Task to complete —
State how many lines of the entries hold the string "door". Reply with the number alone.

Collected data entries —
+++++

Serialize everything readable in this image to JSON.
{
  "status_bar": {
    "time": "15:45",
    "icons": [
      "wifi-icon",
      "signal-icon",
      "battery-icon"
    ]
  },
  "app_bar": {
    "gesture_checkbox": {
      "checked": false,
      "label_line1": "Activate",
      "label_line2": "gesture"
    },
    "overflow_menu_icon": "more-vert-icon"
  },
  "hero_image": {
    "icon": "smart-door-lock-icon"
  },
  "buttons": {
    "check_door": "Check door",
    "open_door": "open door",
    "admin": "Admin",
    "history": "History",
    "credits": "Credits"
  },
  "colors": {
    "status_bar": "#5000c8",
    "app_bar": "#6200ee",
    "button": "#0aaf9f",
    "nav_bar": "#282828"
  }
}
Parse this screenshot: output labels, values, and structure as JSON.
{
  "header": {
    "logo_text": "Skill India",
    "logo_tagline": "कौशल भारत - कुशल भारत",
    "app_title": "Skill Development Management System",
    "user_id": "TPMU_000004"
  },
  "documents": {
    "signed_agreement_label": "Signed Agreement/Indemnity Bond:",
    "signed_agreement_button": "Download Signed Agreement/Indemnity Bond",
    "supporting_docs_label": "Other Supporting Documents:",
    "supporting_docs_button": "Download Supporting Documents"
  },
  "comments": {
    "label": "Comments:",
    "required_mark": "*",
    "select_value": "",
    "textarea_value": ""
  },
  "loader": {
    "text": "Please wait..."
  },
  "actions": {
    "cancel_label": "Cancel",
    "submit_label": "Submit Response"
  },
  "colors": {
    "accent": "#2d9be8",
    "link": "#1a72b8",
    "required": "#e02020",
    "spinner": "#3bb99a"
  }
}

+++++

Written solution —
3